— Start —

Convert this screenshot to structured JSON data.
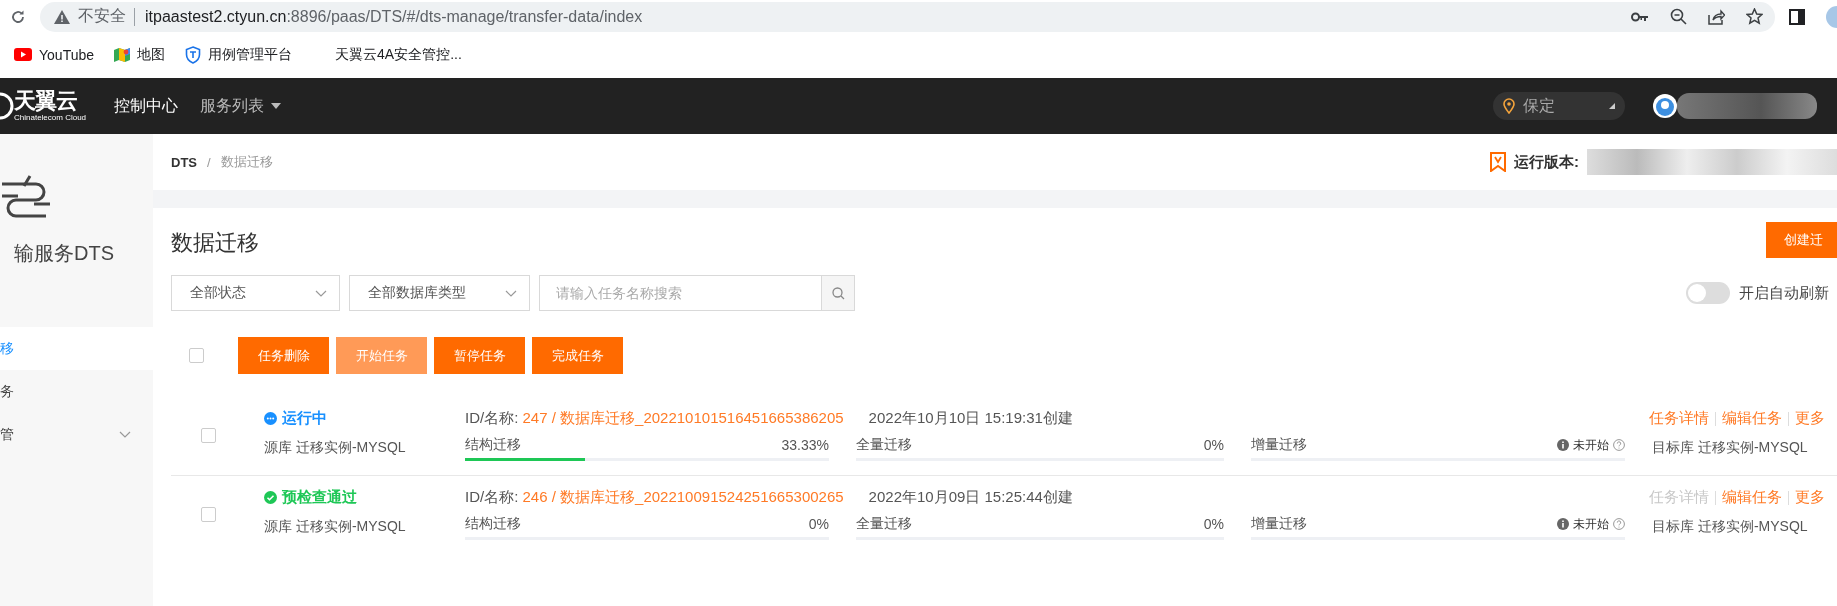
{
  "browser": {
    "security": "不安全",
    "url_host": "itpaastest2.ctyun.cn",
    "url_path": ":8896/paas/DTS/#/dts-manage/transfer-data/index",
    "bookmarks": [
      {
        "label": "YouTube",
        "kind": "video"
      },
      {
        "label": "地图",
        "kind": "map"
      },
      {
        "label": "用例管理平台",
        "kind": "shield"
      },
      {
        "label": "天翼云4A安全管控...",
        "kind": "none"
      }
    ]
  },
  "header": {
    "logo": "天翼云",
    "logo_sub": "Chinatelecom Cloud",
    "nav": [
      {
        "label": "控制中心",
        "selected": true,
        "dropdown": false
      },
      {
        "label": "服务列表",
        "selected": false,
        "dropdown": true
      }
    ],
    "region": "保定"
  },
  "sidebar": {
    "title": "输服务DTS",
    "items": [
      {
        "label": "移",
        "selected": true,
        "expandable": false
      },
      {
        "label": "务",
        "selected": false,
        "expandable": false
      },
      {
        "label": "管",
        "selected": false,
        "expandable": true
      }
    ]
  },
  "breadcrumb": [
    "DTS",
    "/",
    "数据迁移"
  ],
  "version_label": "运行版本:",
  "page_title": "数据迁移",
  "create_button": "创建迁",
  "filters": {
    "status": "全部状态",
    "db_type": "全部数据库类型",
    "search_placeholder": "请输入任务名称搜索"
  },
  "auto_refresh": {
    "label": "开启自动刷新",
    "on": false
  },
  "select_all": {
    "checked": false
  },
  "actions": [
    {
      "label": "任务删除",
      "disabled": false
    },
    {
      "label": "开始任务",
      "disabled": true
    },
    {
      "label": "暂停任务",
      "disabled": false
    },
    {
      "label": "完成任务",
      "disabled": false
    }
  ],
  "tasks": [
    {
      "checked": false,
      "status": "运行中",
      "kind": "running",
      "id_label": "ID/名称:",
      "id_value": "247 / 数据库迁移_202210101516451665386205",
      "created": "2022年10月10日 15:19:31创建",
      "source": "源库 迁移实例-MYSQL",
      "target": "目标库 迁移实例-MYSQL",
      "stages": [
        {
          "kind": "progress",
          "name": "结构迁移",
          "reading": "33.33%",
          "level": 0.33
        },
        {
          "kind": "progress",
          "name": "全量迁移",
          "reading": "0%",
          "level": 0
        },
        {
          "kind": "pending",
          "name": "增量迁移",
          "reading": "未开始"
        }
      ],
      "links": [
        {
          "label": "任务详情",
          "disabled": false
        },
        {
          "label": "编辑任务",
          "disabled": false
        },
        {
          "label": "更多",
          "disabled": false
        }
      ]
    },
    {
      "checked": false,
      "status": "预检查通过",
      "kind": "passed",
      "id_label": "ID/名称:",
      "id_value": "246 / 数据库迁移_202210091524251665300265",
      "created": "2022年10月09日 15:25:44创建",
      "source": "源库 迁移实例-MYSQL",
      "target": "目标库 迁移实例-MYSQL",
      "stages": [
        {
          "kind": "progress",
          "name": "结构迁移",
          "reading": "0%",
          "level": 0
        },
        {
          "kind": "progress",
          "name": "全量迁移",
          "reading": "0%",
          "level": 0
        },
        {
          "kind": "pending",
          "name": "增量迁移",
          "reading": "未开始"
        }
      ],
      "links": [
        {
          "label": "任务详情",
          "disabled": true
        },
        {
          "label": "编辑任务",
          "disabled": false
        },
        {
          "label": "更多",
          "disabled": false
        }
      ]
    }
  ]
}
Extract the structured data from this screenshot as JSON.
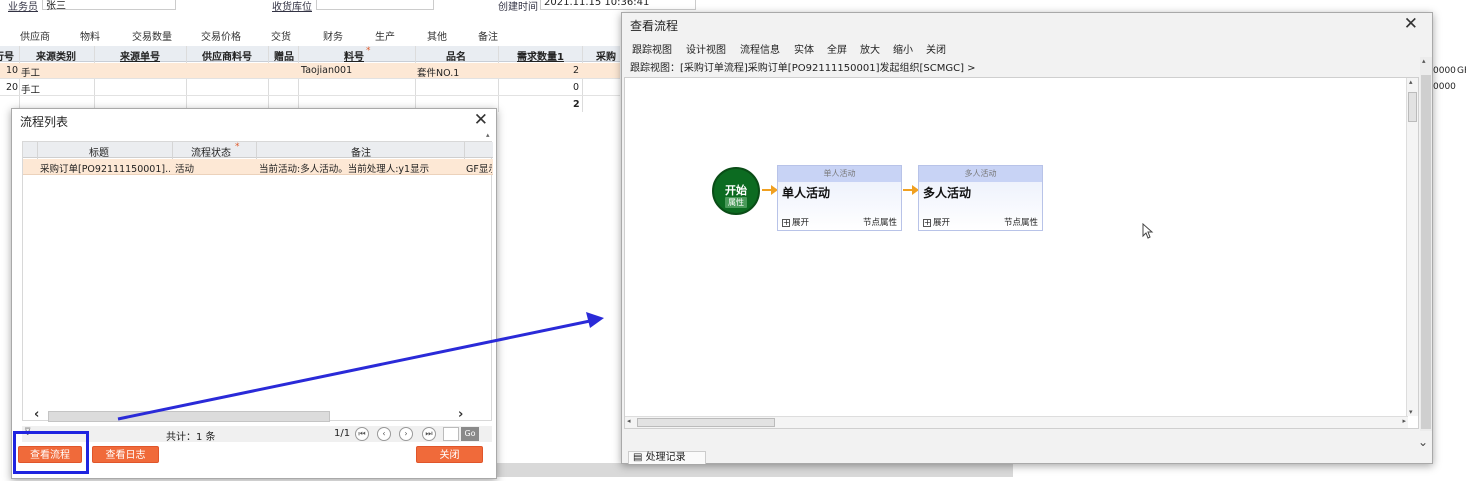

— End —

- [Problem requirements]: Using the material above, return every line exactly as it appears, minus the pictures.

- [Solution]:
Convert this screenshot to structured JSON data.
{
  "browser": {
    "security": "不安全",
    "url_host": "itpaastest2.ctyun.cn",
    "url_path": ":8896/paas/DTS/#/dts-manage/transfer-data/index",
    "bookmarks": [
      {
        "label": "YouTube",
        "kind": "video"
      },
      {
        "label": "地图",
        "kind": "map"
      },
      {
        "label": "用例管理平台",
        "kind": "shield"
      },
      {
        "label": "天翼云4A安全管控...",
        "kind": "none"
      }
    ]
  },
  "header": {
    "logo": "天翼云",
    "logo_sub": "Chinatelecom Cloud",
    "nav": [
      {
        "label": "控制中心",
        "selected": true,
        "dropdown": false
      },
      {
        "label": "服务列表",
        "selected": false,
        "dropdown": true
      }
    ],
    "region": "保定"
  },
  "sidebar": {
    "title": "输服务DTS",
    "items": [
      {
        "label": "移",
        "selected": true,
        "expandable": false
      },
      {
        "label": "务",
        "selected": false,
        "expandable": false
      },
      {
        "label": "管",
        "selected": false,
        "expandable": true
      }
    ]
  },
  "breadcrumb": [
    "DTS",
    "/",
    "数据迁移"
  ],
  "version_label": "运行版本:",
  "page_title": "数据迁移",
  "create_button": "创建迁",
  "filters": {
    "status": "全部状态",
    "db_type": "全部数据库类型",
    "search_placeholder": "请输入任务名称搜索"
  },
  "auto_refresh": {
    "label": "开启自动刷新",
    "on": false
  },
  "select_all": {
    "checked": false
  },
  "actions": [
    {
      "label": "任务删除",
      "disabled": false
    },
    {
      "label": "开始任务",
      "disabled": true
    },
    {
      "label": "暂停任务",
      "disabled": false
    },
    {
      "label": "完成任务",
      "disabled": false
    }
  ],
  "tasks": [
    {
      "checked": false,
      "status": "运行中",
      "kind": "running",
      "id_label": "ID/名称:",
      "id_value": "247 / 数据库迁移_202210101516451665386205",
      "created": "2022年10月10日 15:19:31创建",
      "source": "源库 迁移实例-MYSQL",
      "target": "目标库 迁移实例-MYSQL",
      "stages": [
        {
          "kind": "progress",
          "name": "结构迁移",
          "reading": "33.33%",
          "level": 0.33
        },
        {
          "kind": "progress",
          "name": "全量迁移",
          "reading": "0%",
          "level": 0
        },
        {
          "kind": "pending",
          "name": "增量迁移",
          "reading": "未开始"
        }
      ],
      "links": [
        {
          "label": "任务详情",
          "disabled": false
        },
        {
          "label": "编辑任务",
          "disabled": false
        },
        {
          "label": "更多",
          "disabled": false
        }
      ]
    },
    {
      "checked": false,
      "status": "预检查通过",
      "kind": "passed",
      "id_label": "ID/名称:",
      "id_value": "246 / 数据库迁移_202210091524251665300265",
      "created": "2022年10月09日 15:25:44创建",
      "source": "源库 迁移实例-MYSQL",
      "target": "目标库 迁移实例-MYSQL",
      "stages": [
        {
          "kind": "progress",
          "name": "结构迁移",
          "reading": "0%",
          "level": 0
        },
        {
          "kind": "progress",
          "name": "全量迁移",
          "reading": "0%",
          "level": 0
        },
        {
          "kind": "pending",
          "name": "增量迁移",
          "reading": "未开始"
        }
      ],
      "links": [
        {
          "label": "任务详情",
          "disabled": true
        },
        {
          "label": "编辑任务",
          "disabled": false
        },
        {
          "label": "更多",
          "disabled": false
        }
      ]
    }
  ]
}
Extract the structured data from this screenshot as JSON.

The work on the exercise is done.